Goal: Keep only the lines of the listing that include the word "label", and copy them.

Record set:
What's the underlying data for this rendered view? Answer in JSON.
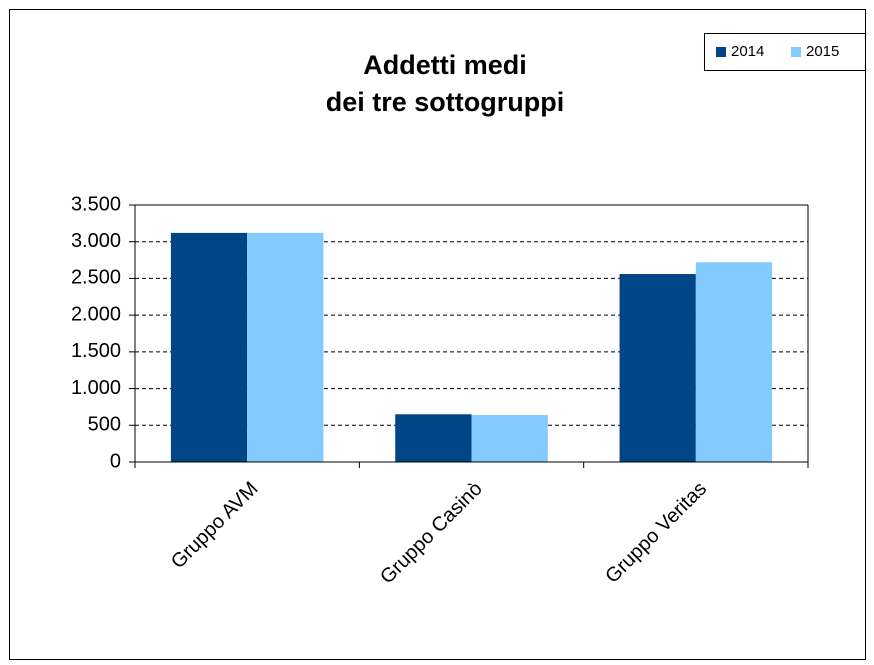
{
  "chart_data": {
    "type": "bar",
    "title": [
      "Addetti medi",
      "dei tre sottogruppi"
    ],
    "categories": [
      "Gruppo AVM",
      "Gruppo Casinò",
      "Gruppo Veritas"
    ],
    "series": [
      {
        "name": "2014",
        "color": "#004586",
        "values": [
          3120,
          650,
          2560
        ]
      },
      {
        "name": "2015",
        "color": "#83caff",
        "values": [
          3120,
          640,
          2720
        ]
      }
    ],
    "ylim": [
      0,
      3500
    ],
    "yticks": [
      0,
      500,
      {
        "value": 1000,
        "label": "1.000"
      },
      {
        "value": 1500,
        "label": "1.500"
      },
      {
        "value": 2000,
        "label": "2.000"
      },
      {
        "value": 2500,
        "label": "2.500"
      },
      {
        "value": 3000,
        "label": "3.000"
      },
      {
        "value": 3500,
        "label": "3.500"
      }
    ],
    "grid": true,
    "legend": "top-right"
  }
}
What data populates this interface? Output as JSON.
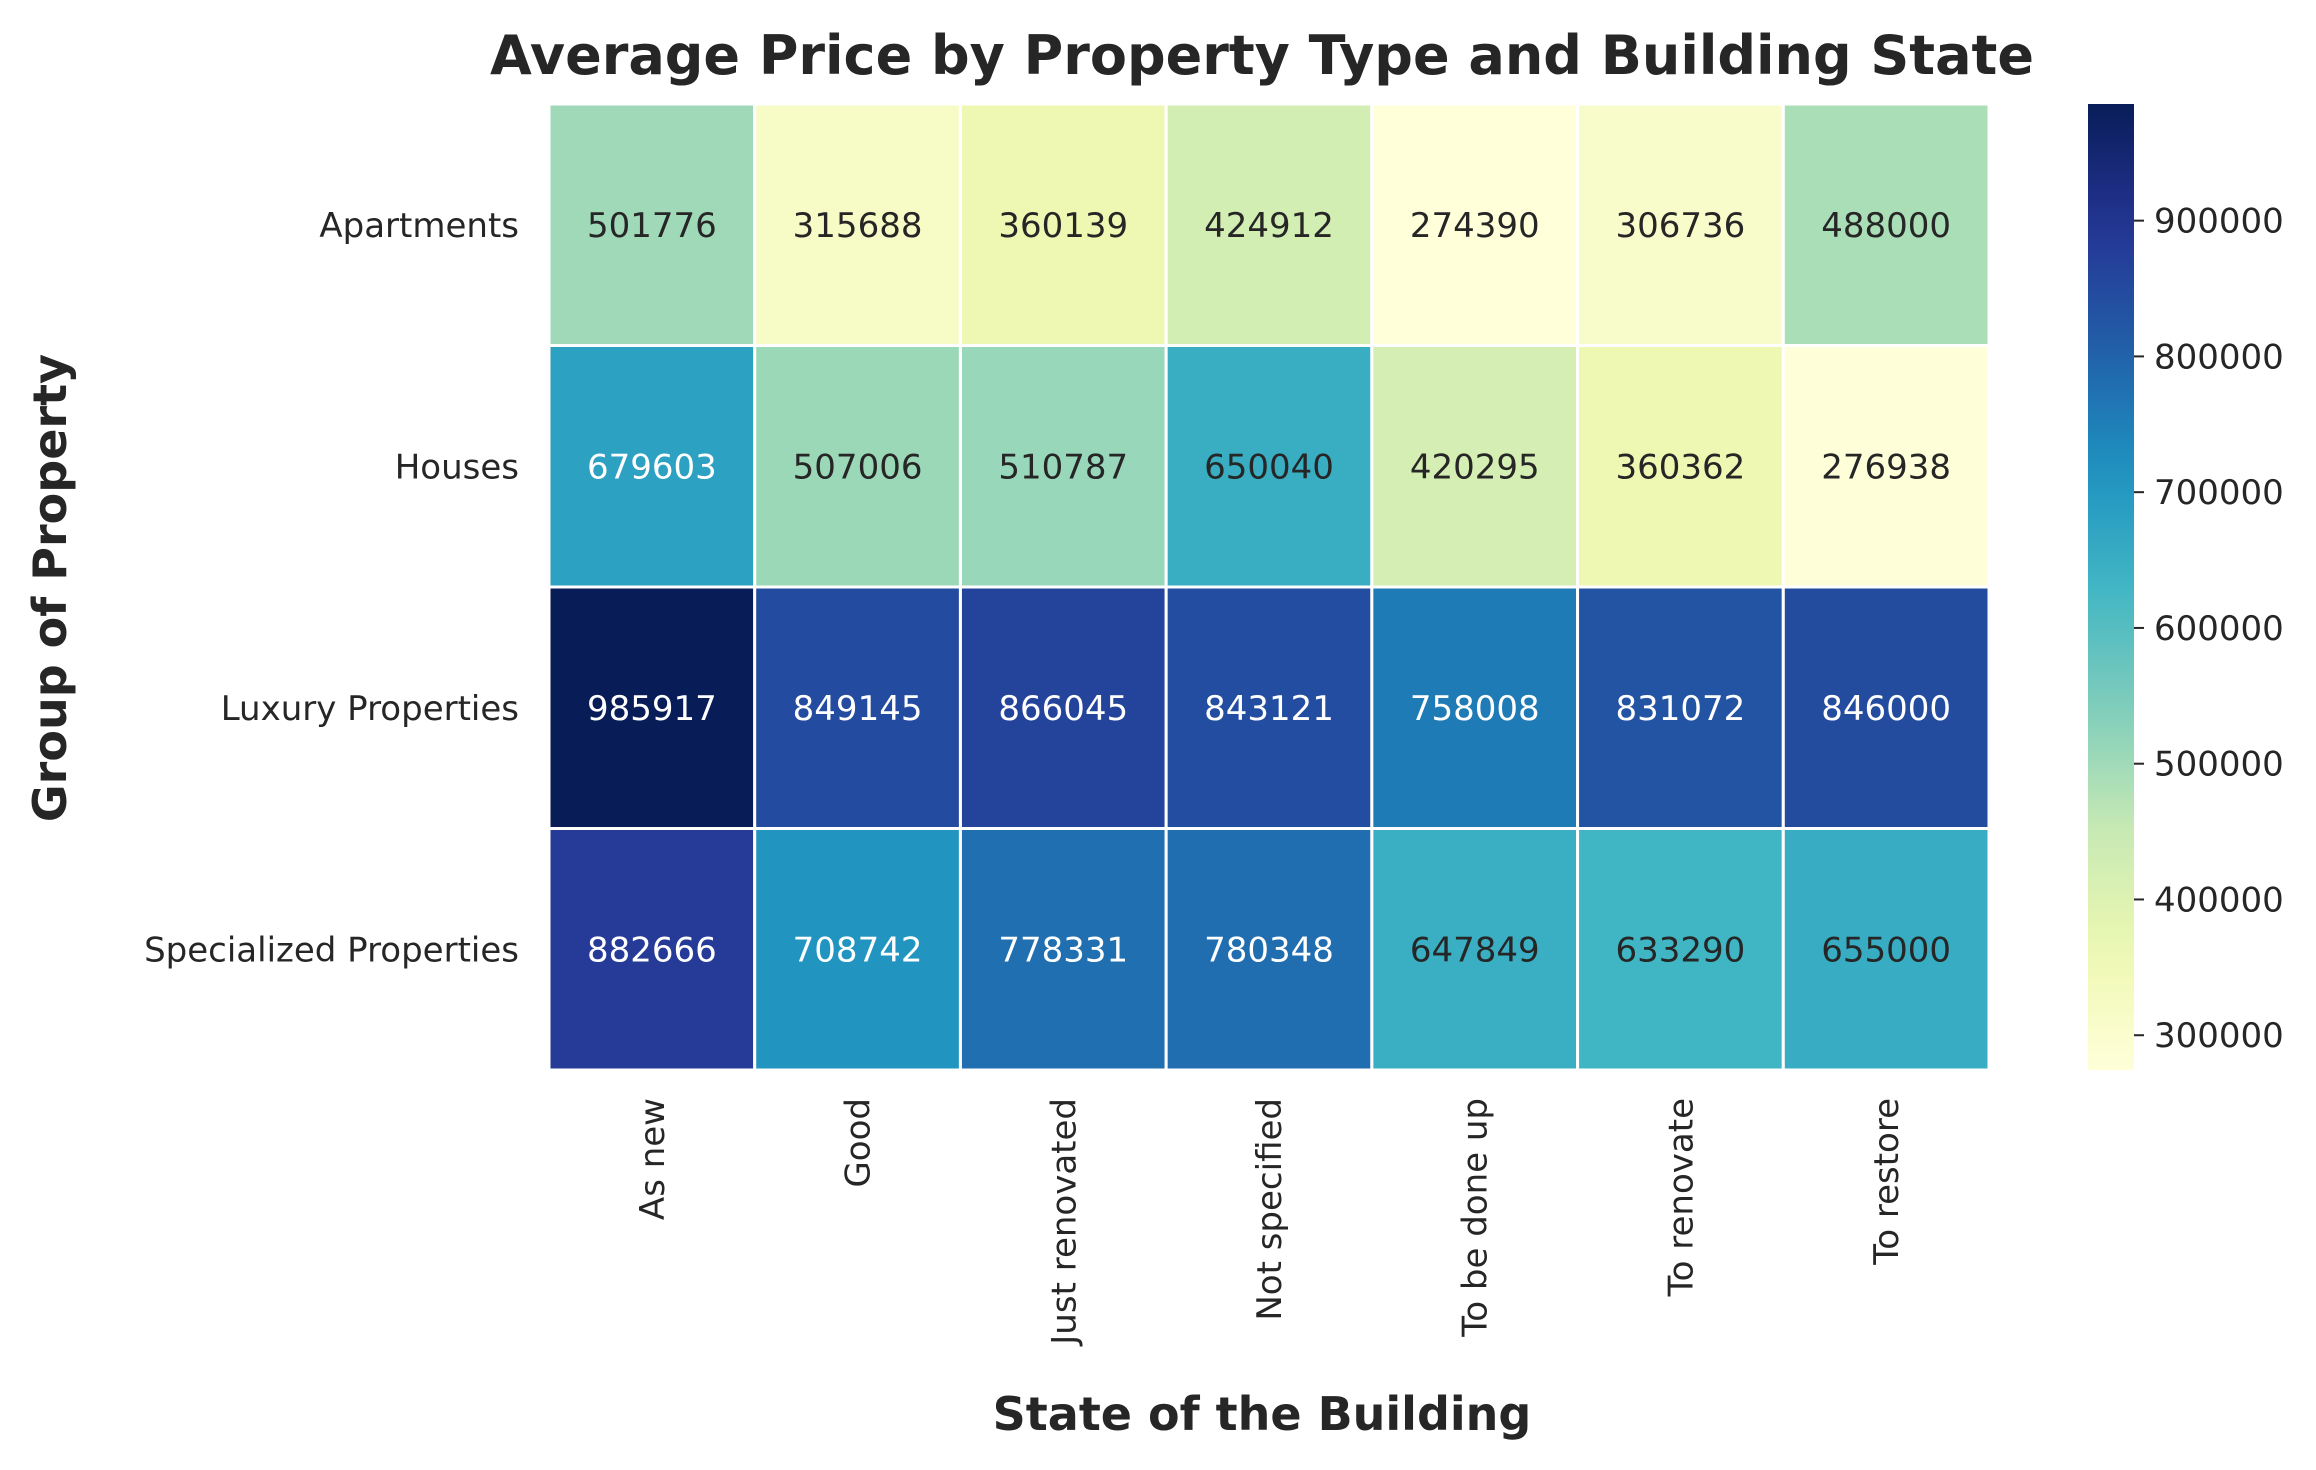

Exercise answer:
        "label": "1.000"
        "label": "1.500"
        "label": "2.000"
        "label": "2.500"
        "label": "3.000"
        "label": "3.500"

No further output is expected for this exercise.